## Excerpted passage
The shame of it is that by the standards of other major world cities, the $1 billion the MTA already has budgeted should be plenty.

Foreign countries manage to build cheaper subways

The $6 billion price tag for phase two works out to $2.2 billion per kilometer. That would make it the world’s most expensive subway project on a per-kilometer basis, narrowly surpassing phase one of the Second Avenue Subway, which clocked in at “only” $1.7 billion per kilometer.

Now, building a railroad underneath an old, densely populated urban area is an inherently expensive undertaking. An old-style “cut and cover” construction method would never fly politically, and you have to deal with the fact that there’s already a whole bunch of infrastructure sitting beneath the ground.

But New York is not the only old and dense city that has built subway tunnels recently — it’s simply the most expensive. According to transit blogger Alon Levy’s compendium of international subway projects, Berlin’s U55 line cost $250 million per kilometer, Paris’s Metro Line 14 cost $230 million per kilometer, and Copenhagen’s Circle Line cost $260 million per kilometer.

At those prices, the $1 billion the MTA has in pocket would be enough to complete phase two with a few hundred million left to spare.

## Record extracts

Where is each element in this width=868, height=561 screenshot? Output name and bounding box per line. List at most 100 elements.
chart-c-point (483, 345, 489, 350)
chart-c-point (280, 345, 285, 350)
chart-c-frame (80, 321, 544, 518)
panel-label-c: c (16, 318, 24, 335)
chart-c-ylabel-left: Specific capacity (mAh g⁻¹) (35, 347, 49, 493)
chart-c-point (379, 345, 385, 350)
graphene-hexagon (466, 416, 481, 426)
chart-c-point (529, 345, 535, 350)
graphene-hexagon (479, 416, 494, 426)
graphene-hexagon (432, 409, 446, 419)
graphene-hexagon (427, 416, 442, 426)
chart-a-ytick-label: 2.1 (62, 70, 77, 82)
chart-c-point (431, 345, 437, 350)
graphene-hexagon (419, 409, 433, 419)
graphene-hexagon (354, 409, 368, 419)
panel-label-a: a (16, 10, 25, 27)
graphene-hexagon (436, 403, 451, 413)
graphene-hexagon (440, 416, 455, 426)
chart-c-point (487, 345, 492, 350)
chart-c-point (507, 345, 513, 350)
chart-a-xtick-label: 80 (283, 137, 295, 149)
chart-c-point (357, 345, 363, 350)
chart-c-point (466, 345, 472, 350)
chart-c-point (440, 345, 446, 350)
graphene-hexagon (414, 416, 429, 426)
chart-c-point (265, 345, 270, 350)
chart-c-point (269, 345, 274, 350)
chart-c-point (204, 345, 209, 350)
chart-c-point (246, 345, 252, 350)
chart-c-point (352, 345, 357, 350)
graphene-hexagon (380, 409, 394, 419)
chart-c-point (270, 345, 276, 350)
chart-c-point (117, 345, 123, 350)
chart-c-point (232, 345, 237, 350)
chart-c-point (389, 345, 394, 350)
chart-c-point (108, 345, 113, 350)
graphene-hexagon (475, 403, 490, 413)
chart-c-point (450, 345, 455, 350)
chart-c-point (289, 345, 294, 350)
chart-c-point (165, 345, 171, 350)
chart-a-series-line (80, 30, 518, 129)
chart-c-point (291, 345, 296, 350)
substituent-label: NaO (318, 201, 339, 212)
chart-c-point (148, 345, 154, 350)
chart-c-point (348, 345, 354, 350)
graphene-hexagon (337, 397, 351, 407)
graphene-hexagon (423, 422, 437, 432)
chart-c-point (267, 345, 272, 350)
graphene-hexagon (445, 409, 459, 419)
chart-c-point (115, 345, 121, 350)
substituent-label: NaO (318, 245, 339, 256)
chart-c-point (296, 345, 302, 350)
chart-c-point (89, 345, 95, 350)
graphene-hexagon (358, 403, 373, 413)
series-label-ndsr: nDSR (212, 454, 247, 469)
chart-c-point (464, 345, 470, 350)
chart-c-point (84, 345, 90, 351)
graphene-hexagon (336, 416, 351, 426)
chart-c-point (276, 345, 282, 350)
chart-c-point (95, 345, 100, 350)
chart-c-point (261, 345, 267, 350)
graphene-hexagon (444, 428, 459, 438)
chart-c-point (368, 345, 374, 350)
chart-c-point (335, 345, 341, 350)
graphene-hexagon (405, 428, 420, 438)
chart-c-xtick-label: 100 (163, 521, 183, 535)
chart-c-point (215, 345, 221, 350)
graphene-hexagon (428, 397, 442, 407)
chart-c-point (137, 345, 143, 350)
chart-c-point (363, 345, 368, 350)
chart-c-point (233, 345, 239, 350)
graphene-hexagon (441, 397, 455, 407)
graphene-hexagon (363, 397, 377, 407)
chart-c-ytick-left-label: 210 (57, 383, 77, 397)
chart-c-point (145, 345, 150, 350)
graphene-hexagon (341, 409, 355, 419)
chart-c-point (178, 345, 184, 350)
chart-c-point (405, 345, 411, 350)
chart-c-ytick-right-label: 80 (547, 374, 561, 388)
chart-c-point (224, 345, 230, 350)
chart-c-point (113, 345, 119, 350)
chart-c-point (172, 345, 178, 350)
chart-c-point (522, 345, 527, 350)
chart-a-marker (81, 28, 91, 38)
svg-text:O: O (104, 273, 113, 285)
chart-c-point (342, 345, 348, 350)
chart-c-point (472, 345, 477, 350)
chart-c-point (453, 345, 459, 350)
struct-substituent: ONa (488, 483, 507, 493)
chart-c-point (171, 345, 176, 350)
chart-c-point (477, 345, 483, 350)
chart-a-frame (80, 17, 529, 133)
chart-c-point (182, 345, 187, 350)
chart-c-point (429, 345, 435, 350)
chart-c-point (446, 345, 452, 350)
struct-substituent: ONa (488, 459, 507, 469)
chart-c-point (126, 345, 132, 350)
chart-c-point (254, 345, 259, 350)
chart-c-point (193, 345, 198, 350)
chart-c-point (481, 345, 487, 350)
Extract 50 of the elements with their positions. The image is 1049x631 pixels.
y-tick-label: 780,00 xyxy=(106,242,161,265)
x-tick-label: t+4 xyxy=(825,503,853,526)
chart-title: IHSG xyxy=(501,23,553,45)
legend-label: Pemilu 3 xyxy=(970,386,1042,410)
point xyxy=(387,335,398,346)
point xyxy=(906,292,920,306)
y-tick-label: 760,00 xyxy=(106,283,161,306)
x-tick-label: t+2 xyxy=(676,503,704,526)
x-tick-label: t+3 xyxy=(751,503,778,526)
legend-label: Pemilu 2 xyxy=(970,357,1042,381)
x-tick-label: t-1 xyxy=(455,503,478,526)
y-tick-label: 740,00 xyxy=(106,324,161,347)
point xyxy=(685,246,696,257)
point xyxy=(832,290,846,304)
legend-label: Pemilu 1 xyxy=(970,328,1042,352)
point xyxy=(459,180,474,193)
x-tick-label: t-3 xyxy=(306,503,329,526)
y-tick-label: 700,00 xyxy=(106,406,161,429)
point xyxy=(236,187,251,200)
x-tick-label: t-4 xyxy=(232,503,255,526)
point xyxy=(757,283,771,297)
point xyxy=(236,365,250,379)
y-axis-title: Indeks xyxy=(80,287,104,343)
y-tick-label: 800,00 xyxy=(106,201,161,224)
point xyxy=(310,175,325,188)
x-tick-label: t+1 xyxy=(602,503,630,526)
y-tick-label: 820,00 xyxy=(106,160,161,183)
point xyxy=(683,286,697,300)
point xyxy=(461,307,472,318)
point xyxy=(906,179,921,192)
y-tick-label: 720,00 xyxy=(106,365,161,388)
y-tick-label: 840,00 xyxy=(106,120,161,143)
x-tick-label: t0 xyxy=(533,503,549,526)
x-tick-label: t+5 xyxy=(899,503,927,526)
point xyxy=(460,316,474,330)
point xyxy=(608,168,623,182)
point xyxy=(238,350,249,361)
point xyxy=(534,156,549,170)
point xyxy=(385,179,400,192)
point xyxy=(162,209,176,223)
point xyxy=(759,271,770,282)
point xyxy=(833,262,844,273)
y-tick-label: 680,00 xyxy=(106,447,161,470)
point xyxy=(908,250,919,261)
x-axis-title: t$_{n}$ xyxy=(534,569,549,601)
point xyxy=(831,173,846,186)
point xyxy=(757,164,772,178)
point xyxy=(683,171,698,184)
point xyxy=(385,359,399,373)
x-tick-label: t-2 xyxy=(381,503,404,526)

## Work to be completed
According to the subway cost passage, why is it inherently expensive to build a railroad under an old, densely populated urban area? The records come from a different source than the text.

## The completed task
The old "cut and cover" construction method would never be politically acceptable. Builders also have to work around a large amount of infrastructure that already sits beneath the ground.